• **WHAT YOU WILL DO**: Where a line of the material contains the string "المسند", copy that line.

• **DATA ENTRIES**:

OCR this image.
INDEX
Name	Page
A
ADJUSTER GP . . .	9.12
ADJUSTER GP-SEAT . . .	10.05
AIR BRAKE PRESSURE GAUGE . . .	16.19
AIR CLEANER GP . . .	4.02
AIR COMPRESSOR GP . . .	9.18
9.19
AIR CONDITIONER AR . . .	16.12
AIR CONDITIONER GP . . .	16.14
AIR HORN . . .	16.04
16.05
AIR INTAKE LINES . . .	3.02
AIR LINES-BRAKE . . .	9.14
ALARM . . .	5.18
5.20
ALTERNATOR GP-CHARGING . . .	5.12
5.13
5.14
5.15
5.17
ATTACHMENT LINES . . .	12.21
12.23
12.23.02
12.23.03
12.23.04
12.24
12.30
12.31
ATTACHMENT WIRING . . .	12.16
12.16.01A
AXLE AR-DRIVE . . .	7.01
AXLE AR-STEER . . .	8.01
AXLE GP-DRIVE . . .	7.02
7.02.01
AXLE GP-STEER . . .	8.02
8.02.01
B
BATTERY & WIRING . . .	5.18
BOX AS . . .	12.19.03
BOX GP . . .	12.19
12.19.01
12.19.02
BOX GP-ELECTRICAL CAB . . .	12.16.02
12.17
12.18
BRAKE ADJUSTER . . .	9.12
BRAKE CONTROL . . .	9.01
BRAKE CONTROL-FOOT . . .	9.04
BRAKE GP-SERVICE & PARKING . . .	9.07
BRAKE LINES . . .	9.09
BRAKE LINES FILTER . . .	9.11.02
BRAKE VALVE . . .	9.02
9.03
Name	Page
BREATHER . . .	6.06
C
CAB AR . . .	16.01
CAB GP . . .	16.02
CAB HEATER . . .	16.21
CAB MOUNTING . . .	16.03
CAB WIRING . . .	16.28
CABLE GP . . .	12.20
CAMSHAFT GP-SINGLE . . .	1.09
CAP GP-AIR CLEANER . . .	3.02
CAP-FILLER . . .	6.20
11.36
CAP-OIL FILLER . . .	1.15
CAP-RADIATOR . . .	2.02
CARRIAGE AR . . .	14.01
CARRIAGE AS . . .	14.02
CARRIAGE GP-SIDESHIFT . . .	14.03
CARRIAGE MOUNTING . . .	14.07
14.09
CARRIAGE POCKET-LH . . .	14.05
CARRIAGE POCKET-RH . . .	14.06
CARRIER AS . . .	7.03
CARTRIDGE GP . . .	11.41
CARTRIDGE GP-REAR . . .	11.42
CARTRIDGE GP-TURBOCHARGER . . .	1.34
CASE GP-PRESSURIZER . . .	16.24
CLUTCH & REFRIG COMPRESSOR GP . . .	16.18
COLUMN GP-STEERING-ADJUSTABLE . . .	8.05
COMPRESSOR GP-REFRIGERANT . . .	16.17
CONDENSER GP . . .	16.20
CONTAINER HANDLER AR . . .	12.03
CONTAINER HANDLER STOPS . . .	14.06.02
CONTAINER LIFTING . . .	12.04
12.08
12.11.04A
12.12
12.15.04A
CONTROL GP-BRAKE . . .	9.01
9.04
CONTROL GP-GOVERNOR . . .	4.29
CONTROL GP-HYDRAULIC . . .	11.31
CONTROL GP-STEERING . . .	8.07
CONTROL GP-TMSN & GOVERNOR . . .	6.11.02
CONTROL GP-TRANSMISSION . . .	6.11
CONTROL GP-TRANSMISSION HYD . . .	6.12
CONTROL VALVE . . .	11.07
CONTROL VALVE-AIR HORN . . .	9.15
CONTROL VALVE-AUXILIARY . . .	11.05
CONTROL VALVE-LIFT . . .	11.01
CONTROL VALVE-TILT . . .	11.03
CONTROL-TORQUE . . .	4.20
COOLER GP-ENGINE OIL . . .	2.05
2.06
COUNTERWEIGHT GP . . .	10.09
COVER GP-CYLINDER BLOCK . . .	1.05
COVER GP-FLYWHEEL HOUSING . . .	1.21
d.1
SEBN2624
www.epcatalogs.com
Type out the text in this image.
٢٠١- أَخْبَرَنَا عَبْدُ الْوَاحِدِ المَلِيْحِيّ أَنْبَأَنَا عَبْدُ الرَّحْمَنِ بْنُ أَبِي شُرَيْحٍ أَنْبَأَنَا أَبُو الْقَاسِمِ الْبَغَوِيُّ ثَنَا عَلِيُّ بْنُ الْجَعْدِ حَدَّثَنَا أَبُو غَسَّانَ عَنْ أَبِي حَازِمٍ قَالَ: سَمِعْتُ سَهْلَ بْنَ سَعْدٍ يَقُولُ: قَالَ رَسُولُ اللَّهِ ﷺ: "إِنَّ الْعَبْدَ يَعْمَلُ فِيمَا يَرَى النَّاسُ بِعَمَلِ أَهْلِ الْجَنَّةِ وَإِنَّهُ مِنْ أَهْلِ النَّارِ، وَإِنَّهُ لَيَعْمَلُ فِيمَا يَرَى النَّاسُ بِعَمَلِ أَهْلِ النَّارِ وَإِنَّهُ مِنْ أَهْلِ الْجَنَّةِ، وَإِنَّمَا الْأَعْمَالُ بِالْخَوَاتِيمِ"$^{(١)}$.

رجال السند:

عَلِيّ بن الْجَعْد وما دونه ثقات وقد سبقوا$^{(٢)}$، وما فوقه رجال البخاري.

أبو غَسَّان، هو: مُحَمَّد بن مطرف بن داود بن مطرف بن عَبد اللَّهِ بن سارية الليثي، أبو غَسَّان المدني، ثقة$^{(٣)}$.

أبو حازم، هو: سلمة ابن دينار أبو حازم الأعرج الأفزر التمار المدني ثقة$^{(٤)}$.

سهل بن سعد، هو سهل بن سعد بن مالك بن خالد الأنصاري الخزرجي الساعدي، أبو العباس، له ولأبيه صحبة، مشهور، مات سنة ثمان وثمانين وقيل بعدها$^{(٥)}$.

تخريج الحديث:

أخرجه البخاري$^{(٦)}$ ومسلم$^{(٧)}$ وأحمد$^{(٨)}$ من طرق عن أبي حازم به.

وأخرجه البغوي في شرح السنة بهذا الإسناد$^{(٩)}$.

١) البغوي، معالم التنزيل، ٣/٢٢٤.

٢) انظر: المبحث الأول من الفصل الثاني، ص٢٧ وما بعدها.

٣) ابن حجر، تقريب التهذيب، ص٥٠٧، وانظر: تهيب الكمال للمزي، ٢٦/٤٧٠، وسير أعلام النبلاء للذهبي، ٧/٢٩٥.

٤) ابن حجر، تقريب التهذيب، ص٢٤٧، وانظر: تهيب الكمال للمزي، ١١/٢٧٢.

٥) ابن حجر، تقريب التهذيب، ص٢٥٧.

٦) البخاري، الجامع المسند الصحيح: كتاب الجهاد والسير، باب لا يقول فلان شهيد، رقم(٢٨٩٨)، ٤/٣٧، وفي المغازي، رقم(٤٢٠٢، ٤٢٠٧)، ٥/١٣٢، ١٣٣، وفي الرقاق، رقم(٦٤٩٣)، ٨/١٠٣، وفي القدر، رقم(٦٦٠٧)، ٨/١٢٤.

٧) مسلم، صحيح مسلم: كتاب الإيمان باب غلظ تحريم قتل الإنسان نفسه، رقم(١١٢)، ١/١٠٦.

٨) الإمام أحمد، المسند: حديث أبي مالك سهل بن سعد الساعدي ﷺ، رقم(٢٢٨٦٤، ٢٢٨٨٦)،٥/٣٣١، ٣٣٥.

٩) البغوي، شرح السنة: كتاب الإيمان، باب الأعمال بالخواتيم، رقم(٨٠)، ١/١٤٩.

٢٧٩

• **ANSWER TO THIS TASK**:
٦) البخاري، الجامع المسند الصحيح: كتاب الجهاد والسير، باب لا يقول فلان شهيد، رقم(٢٨٩٨)، ٤/٣٧، وفي المغازي، رقم(٤٢٠٢، ٤٢٠٧)، ٥/١٣٢، ١٣٣، وفي الرقاق، رقم(٦٤٩٣)، ٨/١٠٣، وفي القدر، رقم(٦٦٠٧)، ٨/١٢٤.
٨) الإمام أحمد، المسند: حديث أبي مالك سهل بن سعد الساعدي ﷺ، رقم(٢٢٨٦٤، ٢٢٨٨٦)،٥/٣٣١، ٣٣٥.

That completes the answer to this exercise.